Copy every line that holds "bottom".

************

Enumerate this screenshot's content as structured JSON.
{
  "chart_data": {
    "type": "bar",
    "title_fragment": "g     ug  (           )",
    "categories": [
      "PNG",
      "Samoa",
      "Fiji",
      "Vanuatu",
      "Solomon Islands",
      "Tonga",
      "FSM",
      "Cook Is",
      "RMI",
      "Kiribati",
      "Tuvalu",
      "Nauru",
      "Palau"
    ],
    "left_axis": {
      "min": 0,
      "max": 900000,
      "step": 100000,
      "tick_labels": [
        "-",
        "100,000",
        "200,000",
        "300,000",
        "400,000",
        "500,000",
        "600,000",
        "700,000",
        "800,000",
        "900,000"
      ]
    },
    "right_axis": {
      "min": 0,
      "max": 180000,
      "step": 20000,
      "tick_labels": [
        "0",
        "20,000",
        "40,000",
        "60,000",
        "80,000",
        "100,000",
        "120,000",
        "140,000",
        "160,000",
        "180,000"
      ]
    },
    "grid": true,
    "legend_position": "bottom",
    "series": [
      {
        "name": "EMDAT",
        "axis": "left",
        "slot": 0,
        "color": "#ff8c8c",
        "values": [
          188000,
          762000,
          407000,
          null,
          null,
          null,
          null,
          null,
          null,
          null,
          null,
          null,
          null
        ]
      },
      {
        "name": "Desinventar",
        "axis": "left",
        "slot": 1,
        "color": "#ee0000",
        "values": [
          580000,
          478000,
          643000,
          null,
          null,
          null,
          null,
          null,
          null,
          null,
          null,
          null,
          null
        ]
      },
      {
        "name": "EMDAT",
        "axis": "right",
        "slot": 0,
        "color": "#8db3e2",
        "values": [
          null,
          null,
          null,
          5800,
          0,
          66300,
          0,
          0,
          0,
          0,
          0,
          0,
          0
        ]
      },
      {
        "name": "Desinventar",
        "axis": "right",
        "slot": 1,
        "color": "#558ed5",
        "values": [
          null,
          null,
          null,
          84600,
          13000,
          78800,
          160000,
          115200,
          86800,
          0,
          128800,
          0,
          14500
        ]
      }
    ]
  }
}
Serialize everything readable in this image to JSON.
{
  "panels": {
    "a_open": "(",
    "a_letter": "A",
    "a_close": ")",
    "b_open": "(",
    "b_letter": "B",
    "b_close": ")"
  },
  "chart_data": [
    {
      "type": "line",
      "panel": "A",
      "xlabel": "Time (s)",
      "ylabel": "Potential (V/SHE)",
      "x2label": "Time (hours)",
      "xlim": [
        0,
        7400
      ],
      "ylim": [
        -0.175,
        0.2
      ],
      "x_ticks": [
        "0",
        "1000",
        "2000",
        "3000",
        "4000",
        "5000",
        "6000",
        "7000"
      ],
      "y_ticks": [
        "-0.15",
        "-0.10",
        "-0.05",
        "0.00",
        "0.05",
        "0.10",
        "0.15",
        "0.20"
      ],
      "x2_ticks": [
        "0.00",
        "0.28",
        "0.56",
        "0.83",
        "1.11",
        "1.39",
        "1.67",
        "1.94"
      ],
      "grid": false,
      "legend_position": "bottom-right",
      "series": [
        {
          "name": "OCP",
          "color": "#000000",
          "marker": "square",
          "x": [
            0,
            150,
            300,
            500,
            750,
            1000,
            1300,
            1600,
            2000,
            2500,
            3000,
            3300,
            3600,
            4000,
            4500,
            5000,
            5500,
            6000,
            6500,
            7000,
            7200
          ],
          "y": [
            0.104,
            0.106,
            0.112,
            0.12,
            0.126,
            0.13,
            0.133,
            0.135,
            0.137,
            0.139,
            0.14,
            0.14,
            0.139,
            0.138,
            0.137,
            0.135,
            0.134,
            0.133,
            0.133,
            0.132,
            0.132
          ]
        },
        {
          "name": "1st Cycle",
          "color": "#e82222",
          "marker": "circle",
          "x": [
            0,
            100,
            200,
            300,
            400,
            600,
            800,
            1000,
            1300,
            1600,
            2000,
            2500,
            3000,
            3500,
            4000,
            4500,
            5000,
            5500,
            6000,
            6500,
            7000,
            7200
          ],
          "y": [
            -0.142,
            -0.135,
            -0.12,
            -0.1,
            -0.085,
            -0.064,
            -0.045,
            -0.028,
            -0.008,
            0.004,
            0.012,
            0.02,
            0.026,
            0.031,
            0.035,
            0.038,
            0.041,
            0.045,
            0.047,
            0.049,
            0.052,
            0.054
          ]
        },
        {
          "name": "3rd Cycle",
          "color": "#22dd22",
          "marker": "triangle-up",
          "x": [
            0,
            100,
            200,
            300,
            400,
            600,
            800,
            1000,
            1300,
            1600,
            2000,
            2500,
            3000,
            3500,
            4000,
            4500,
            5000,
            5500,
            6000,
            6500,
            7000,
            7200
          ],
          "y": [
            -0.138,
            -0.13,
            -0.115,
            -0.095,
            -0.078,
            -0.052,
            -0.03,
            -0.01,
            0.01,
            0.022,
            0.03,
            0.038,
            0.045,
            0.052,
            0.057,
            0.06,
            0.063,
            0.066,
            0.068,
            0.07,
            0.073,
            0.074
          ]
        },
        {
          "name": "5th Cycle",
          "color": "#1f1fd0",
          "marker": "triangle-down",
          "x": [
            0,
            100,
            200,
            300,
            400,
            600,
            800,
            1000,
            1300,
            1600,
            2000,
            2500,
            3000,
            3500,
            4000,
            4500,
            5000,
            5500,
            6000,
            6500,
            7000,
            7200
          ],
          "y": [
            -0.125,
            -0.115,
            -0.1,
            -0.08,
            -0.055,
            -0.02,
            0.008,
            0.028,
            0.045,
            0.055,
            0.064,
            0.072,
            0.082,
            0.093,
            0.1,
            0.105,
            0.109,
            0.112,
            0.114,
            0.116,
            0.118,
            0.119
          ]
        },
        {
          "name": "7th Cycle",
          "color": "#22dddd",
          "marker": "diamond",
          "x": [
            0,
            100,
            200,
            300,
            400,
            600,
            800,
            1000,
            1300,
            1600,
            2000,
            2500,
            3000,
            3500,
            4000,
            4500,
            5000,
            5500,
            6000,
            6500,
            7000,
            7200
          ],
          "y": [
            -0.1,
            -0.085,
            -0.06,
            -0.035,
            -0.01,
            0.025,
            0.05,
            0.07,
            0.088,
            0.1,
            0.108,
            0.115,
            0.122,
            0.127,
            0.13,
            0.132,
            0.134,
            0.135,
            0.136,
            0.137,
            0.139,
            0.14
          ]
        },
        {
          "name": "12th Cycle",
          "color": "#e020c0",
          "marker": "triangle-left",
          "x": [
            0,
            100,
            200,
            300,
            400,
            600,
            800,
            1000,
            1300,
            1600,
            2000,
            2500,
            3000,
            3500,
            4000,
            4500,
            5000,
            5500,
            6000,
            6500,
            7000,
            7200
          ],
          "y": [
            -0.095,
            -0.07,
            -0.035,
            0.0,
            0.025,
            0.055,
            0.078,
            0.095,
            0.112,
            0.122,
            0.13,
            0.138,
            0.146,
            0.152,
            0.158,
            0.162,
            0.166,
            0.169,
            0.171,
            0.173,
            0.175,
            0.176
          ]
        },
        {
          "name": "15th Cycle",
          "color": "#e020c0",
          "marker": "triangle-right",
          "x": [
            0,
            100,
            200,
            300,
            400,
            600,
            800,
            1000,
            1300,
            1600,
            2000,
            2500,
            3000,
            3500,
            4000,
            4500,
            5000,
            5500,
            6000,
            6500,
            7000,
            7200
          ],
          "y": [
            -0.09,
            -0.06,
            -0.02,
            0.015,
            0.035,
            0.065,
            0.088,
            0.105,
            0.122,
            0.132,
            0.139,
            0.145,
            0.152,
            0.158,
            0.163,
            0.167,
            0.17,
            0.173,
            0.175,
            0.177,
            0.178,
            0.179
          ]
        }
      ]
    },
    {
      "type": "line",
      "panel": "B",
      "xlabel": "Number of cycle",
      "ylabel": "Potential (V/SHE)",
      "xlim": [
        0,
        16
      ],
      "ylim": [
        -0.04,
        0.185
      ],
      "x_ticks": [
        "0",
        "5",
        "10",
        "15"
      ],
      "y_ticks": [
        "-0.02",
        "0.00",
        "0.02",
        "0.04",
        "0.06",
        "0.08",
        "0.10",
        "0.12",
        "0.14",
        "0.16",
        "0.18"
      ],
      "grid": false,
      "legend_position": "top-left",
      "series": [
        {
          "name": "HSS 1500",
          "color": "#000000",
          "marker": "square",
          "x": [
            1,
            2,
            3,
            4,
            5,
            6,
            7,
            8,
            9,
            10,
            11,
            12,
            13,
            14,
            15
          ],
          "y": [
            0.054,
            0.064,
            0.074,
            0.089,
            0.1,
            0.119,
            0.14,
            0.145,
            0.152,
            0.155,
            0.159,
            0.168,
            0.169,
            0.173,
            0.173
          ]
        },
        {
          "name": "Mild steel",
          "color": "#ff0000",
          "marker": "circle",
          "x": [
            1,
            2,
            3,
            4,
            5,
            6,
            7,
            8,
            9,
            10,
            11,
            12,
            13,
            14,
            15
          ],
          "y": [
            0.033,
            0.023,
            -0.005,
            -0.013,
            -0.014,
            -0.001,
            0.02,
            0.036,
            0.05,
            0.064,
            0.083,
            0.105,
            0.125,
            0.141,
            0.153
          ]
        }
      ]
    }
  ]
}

************

### REPLY TO THE TASK
    "legend_position": "bottom",
      "legend_position": "bottom-right",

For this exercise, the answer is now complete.